-- Start --

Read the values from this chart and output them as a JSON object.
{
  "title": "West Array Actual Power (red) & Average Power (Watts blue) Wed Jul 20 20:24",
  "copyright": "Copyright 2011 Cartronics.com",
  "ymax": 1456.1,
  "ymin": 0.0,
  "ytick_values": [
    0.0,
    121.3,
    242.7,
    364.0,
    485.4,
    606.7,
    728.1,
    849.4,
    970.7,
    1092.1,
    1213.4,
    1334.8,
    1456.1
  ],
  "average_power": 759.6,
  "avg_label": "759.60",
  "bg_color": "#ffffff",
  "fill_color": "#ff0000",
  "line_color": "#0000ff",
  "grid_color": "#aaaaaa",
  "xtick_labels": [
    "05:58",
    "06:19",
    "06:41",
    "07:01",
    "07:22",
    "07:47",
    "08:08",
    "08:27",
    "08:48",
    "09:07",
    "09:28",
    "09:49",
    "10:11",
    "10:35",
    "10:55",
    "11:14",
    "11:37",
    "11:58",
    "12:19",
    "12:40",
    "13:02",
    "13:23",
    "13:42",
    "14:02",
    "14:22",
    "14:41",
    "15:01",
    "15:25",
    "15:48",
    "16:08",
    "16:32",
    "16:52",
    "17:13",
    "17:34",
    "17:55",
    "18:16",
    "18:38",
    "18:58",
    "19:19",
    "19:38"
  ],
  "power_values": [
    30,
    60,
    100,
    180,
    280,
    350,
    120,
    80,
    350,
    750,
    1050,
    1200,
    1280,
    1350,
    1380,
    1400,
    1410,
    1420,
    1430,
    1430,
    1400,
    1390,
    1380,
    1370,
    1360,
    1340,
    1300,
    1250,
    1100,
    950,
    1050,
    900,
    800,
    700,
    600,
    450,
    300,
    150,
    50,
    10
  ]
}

-- End --

Using the data above, return each line exactly as written.

Read the values from this chart and output them as a JSON object.
{
  "title": "West Array Actual Power (red) & Average Power (Watts blue) Wed Jul 20 20:24",
  "copyright": "Copyright 2011 Cartronics.com",
  "ymax": 1456.1,
  "ymin": 0.0,
  "ytick_values": [
    0.0,
    121.3,
    242.7,
    364.0,
    485.4,
    606.7,
    728.1,
    849.4,
    970.7,
    1092.1,
    1213.4,
    1334.8,
    1456.1
  ],
  "average_power": 759.6,
  "avg_label": "759.60",
  "bg_color": "#ffffff",
  "fill_color": "#ff0000",
  "line_color": "#0000ff",
  "grid_color": "#aaaaaa",
  "xtick_labels": [
    "05:58",
    "06:19",
    "06:41",
    "07:01",
    "07:22",
    "07:47",
    "08:08",
    "08:27",
    "08:48",
    "09:07",
    "09:28",
    "09:49",
    "10:11",
    "10:35",
    "10:55",
    "11:14",
    "11:37",
    "11:58",
    "12:19",
    "12:40",
    "13:02",
    "13:23",
    "13:42",
    "14:02",
    "14:22",
    "14:41",
    "15:01",
    "15:25",
    "15:48",
    "16:08",
    "16:32",
    "16:52",
    "17:13",
    "17:34",
    "17:55",
    "18:16",
    "18:38",
    "18:58",
    "19:19",
    "19:38"
  ],
  "power_values": [
    30,
    60,
    100,
    180,
    280,
    350,
    120,
    80,
    350,
    750,
    1050,
    1200,
    1280,
    1350,
    1380,
    1400,
    1410,
    1420,
    1430,
    1430,
    1400,
    1390,
    1380,
    1370,
    1360,
    1340,
    1300,
    1250,
    1100,
    950,
    1050,
    900,
    800,
    700,
    600,
    450,
    300,
    150,
    50,
    10
  ]
}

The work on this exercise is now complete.